** BEGIN Material supplied **

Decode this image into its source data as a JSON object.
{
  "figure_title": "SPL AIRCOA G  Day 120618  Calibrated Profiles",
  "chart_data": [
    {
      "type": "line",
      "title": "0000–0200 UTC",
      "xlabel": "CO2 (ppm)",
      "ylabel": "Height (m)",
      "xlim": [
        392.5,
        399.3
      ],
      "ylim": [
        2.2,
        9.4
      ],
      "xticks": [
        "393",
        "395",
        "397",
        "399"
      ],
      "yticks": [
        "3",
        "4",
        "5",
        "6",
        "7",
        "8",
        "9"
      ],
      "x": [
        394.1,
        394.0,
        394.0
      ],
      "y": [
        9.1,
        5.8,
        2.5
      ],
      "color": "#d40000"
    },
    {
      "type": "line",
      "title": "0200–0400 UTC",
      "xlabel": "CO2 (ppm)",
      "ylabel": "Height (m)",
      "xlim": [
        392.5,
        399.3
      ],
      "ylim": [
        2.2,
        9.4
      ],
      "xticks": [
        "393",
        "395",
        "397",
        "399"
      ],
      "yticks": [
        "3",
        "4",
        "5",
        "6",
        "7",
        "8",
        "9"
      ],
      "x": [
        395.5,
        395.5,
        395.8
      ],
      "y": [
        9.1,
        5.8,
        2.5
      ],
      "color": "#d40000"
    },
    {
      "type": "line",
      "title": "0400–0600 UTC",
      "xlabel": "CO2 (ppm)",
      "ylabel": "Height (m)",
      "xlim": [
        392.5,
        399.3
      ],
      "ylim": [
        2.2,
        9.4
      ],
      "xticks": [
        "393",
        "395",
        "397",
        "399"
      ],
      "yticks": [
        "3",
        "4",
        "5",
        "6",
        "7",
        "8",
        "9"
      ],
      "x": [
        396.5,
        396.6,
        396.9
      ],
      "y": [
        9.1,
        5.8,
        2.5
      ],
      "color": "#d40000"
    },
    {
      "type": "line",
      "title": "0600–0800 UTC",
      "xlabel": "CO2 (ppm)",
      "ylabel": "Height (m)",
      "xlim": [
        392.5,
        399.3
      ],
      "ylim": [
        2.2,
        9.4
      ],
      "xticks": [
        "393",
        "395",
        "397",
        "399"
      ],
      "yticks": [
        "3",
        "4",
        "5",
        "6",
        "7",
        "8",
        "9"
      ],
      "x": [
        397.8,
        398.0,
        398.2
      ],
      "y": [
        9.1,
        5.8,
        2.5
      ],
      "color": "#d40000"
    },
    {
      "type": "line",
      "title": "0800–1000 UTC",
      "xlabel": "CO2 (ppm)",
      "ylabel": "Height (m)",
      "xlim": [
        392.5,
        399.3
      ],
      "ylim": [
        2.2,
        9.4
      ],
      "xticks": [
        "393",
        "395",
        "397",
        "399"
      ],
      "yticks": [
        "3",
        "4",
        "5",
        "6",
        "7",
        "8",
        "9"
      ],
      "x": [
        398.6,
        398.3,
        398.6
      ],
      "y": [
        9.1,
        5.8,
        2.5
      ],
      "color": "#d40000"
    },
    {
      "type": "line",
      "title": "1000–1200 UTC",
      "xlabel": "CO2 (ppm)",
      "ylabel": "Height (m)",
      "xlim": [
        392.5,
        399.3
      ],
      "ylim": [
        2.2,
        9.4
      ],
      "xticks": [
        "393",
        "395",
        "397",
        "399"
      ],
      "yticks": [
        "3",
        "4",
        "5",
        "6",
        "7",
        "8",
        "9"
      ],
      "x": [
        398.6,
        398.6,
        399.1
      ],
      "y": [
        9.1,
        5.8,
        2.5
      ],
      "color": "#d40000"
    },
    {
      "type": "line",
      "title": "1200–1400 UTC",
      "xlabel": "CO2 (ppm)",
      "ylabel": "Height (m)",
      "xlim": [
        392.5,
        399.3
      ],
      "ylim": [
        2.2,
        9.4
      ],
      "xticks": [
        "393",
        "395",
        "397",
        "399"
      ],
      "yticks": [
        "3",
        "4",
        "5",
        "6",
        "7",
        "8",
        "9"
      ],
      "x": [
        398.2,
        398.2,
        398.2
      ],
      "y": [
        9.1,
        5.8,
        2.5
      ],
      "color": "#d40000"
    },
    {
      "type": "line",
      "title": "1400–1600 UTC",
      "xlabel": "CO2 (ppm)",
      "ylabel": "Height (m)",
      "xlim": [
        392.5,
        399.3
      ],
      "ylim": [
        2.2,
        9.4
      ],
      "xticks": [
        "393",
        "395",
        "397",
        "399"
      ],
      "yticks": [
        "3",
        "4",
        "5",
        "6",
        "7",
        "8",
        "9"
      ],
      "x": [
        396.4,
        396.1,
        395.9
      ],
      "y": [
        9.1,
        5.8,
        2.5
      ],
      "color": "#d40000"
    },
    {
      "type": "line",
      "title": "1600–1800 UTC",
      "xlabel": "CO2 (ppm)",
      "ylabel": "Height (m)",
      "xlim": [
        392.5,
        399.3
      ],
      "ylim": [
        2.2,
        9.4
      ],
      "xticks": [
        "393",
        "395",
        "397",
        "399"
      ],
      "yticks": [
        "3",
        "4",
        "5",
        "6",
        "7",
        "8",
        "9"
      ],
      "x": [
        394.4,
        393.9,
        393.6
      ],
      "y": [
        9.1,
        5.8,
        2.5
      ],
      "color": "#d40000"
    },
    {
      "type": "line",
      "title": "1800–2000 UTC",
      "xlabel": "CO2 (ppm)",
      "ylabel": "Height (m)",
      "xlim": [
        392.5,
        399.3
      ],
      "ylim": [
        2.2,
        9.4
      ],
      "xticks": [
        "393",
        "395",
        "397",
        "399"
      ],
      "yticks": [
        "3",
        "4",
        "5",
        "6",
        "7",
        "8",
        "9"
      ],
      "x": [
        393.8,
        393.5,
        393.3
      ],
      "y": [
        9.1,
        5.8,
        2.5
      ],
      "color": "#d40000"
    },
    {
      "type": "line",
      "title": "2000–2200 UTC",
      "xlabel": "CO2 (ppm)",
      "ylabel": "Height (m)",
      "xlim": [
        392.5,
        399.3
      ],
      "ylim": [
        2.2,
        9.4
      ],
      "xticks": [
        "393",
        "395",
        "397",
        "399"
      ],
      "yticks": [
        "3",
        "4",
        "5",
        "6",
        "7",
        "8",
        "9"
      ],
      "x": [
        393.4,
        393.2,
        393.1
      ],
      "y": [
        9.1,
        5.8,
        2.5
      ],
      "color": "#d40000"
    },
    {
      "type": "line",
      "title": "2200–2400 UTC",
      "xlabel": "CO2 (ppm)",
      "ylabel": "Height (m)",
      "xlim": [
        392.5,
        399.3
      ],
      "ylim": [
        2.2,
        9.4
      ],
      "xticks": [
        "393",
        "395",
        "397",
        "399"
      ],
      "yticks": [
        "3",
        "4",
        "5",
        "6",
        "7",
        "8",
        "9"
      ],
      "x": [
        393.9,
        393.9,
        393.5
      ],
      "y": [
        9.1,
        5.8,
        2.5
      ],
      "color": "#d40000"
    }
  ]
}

** END Material supplied **

Every line above should be written out again exactly as it stands.

Solution below:
Decode this image into its source data as a JSON object.
{
  "figure_title": "SPL AIRCOA G  Day 120618  Calibrated Profiles",
  "chart_data": [
    {
      "type": "line",
      "title": "0000–0200 UTC",
      "xlabel": "CO2 (ppm)",
      "ylabel": "Height (m)",
      "xlim": [
        392.5,
        399.3
      ],
      "ylim": [
        2.2,
        9.4
      ],
      "xticks": [
        "393",
        "395",
        "397",
        "399"
      ],
      "yticks": [
        "3",
        "4",
        "5",
        "6",
        "7",
        "8",
        "9"
      ],
      "x": [
        394.1,
        394.0,
        394.0
      ],
      "y": [
        9.1,
        5.8,
        2.5
      ],
      "color": "#d40000"
    },
    {
      "type": "line",
      "title": "0200–0400 UTC",
      "xlabel": "CO2 (ppm)",
      "ylabel": "Height (m)",
      "xlim": [
        392.5,
        399.3
      ],
      "ylim": [
        2.2,
        9.4
      ],
      "xticks": [
        "393",
        "395",
        "397",
        "399"
      ],
      "yticks": [
        "3",
        "4",
        "5",
        "6",
        "7",
        "8",
        "9"
      ],
      "x": [
        395.5,
        395.5,
        395.8
      ],
      "y": [
        9.1,
        5.8,
        2.5
      ],
      "color": "#d40000"
    },
    {
      "type": "line",
      "title": "0400–0600 UTC",
      "xlabel": "CO2 (ppm)",
      "ylabel": "Height (m)",
      "xlim": [
        392.5,
        399.3
      ],
      "ylim": [
        2.2,
        9.4
      ],
      "xticks": [
        "393",
        "395",
        "397",
        "399"
      ],
      "yticks": [
        "3",
        "4",
        "5",
        "6",
        "7",
        "8",
        "9"
      ],
      "x": [
        396.5,
        396.6,
        396.9
      ],
      "y": [
        9.1,
        5.8,
        2.5
      ],
      "color": "#d40000"
    },
    {
      "type": "line",
      "title": "0600–0800 UTC",
      "xlabel": "CO2 (ppm)",
      "ylabel": "Height (m)",
      "xlim": [
        392.5,
        399.3
      ],
      "ylim": [
        2.2,
        9.4
      ],
      "xticks": [
        "393",
        "395",
        "397",
        "399"
      ],
      "yticks": [
        "3",
        "4",
        "5",
        "6",
        "7",
        "8",
        "9"
      ],
      "x": [
        397.8,
        398.0,
        398.2
      ],
      "y": [
        9.1,
        5.8,
        2.5
      ],
      "color": "#d40000"
    },
    {
      "type": "line",
      "title": "0800–1000 UTC",
      "xlabel": "CO2 (ppm)",
      "ylabel": "Height (m)",
      "xlim": [
        392.5,
        399.3
      ],
      "ylim": [
        2.2,
        9.4
      ],
      "xticks": [
        "393",
        "395",
        "397",
        "399"
      ],
      "yticks": [
        "3",
        "4",
        "5",
        "6",
        "7",
        "8",
        "9"
      ],
      "x": [
        398.6,
        398.3,
        398.6
      ],
      "y": [
        9.1,
        5.8,
        2.5
      ],
      "color": "#d40000"
    },
    {
      "type": "line",
      "title": "1000–1200 UTC",
      "xlabel": "CO2 (ppm)",
      "ylabel": "Height (m)",
      "xlim": [
        392.5,
        399.3
      ],
      "ylim": [
        2.2,
        9.4
      ],
      "xticks": [
        "393",
        "395",
        "397",
        "399"
      ],
      "yticks": [
        "3",
        "4",
        "5",
        "6",
        "7",
        "8",
        "9"
      ],
      "x": [
        398.6,
        398.6,
        399.1
      ],
      "y": [
        9.1,
        5.8,
        2.5
      ],
      "color": "#d40000"
    },
    {
      "type": "line",
      "title": "1200–1400 UTC",
      "xlabel": "CO2 (ppm)",
      "ylabel": "Height (m)",
      "xlim": [
        392.5,
        399.3
      ],
      "ylim": [
        2.2,
        9.4
      ],
      "xticks": [
        "393",
        "395",
        "397",
        "399"
      ],
      "yticks": [
        "3",
        "4",
        "5",
        "6",
        "7",
        "8",
        "9"
      ],
      "x": [
        398.2,
        398.2,
        398.2
      ],
      "y": [
        9.1,
        5.8,
        2.5
      ],
      "color": "#d40000"
    },
    {
      "type": "line",
      "title": "1400–1600 UTC",
      "xlabel": "CO2 (ppm)",
      "ylabel": "Height (m)",
      "xlim": [
        392.5,
        399.3
      ],
      "ylim": [
        2.2,
        9.4
      ],
      "xticks": [
        "393",
        "395",
        "397",
        "399"
      ],
      "yticks": [
        "3",
        "4",
        "5",
        "6",
        "7",
        "8",
        "9"
      ],
      "x": [
        396.4,
        396.1,
        395.9
      ],
      "y": [
        9.1,
        5.8,
        2.5
      ],
      "color": "#d40000"
    },
    {
      "type": "line",
      "title": "1600–1800 UTC",
      "xlabel": "CO2 (ppm)",
      "ylabel": "Height (m)",
      "xlim": [
        392.5,
        399.3
      ],
      "ylim": [
        2.2,
        9.4
      ],
      "xticks": [
        "393",
        "395",
        "397",
        "399"
      ],
      "yticks": [
        "3",
        "4",
        "5",
        "6",
        "7",
        "8",
        "9"
      ],
      "x": [
        394.4,
        393.9,
        393.6
      ],
      "y": [
        9.1,
        5.8,
        2.5
      ],
      "color": "#d40000"
    },
    {
      "type": "line",
      "title": "1800–2000 UTC",
      "xlabel": "CO2 (ppm)",
      "ylabel": "Height (m)",
      "xlim": [
        392.5,
        399.3
      ],
      "ylim": [
        2.2,
        9.4
      ],
      "xticks": [
        "393",
        "395",
        "397",
        "399"
      ],
      "yticks": [
        "3",
        "4",
        "5",
        "6",
        "7",
        "8",
        "9"
      ],
      "x": [
        393.8,
        393.5,
        393.3
      ],
      "y": [
        9.1,
        5.8,
        2.5
      ],
      "color": "#d40000"
    },
    {
      "type": "line",
      "title": "2000–2200 UTC",
      "xlabel": "CO2 (ppm)",
      "ylabel": "Height (m)",
      "xlim": [
        392.5,
        399.3
      ],
      "ylim": [
        2.2,
        9.4
      ],
      "xticks": [
        "393",
        "395",
        "397",
        "399"
      ],
      "yticks": [
        "3",
        "4",
        "5",
        "6",
        "7",
        "8",
        "9"
      ],
      "x": [
        393.4,
        393.2,
        393.1
      ],
      "y": [
        9.1,
        5.8,
        2.5
      ],
      "color": "#d40000"
    },
    {
      "type": "line",
      "title": "2200–2400 UTC",
      "xlabel": "CO2 (ppm)",
      "ylabel": "Height (m)",
      "xlim": [
        392.5,
        399.3
      ],
      "ylim": [
        2.2,
        9.4
      ],
      "xticks": [
        "393",
        "395",
        "397",
        "399"
      ],
      "yticks": [
        "3",
        "4",
        "5",
        "6",
        "7",
        "8",
        "9"
      ],
      "x": [
        393.9,
        393.9,
        393.5
      ],
      "y": [
        9.1,
        5.8,
        2.5
      ],
      "color": "#d40000"
    }
  ]
}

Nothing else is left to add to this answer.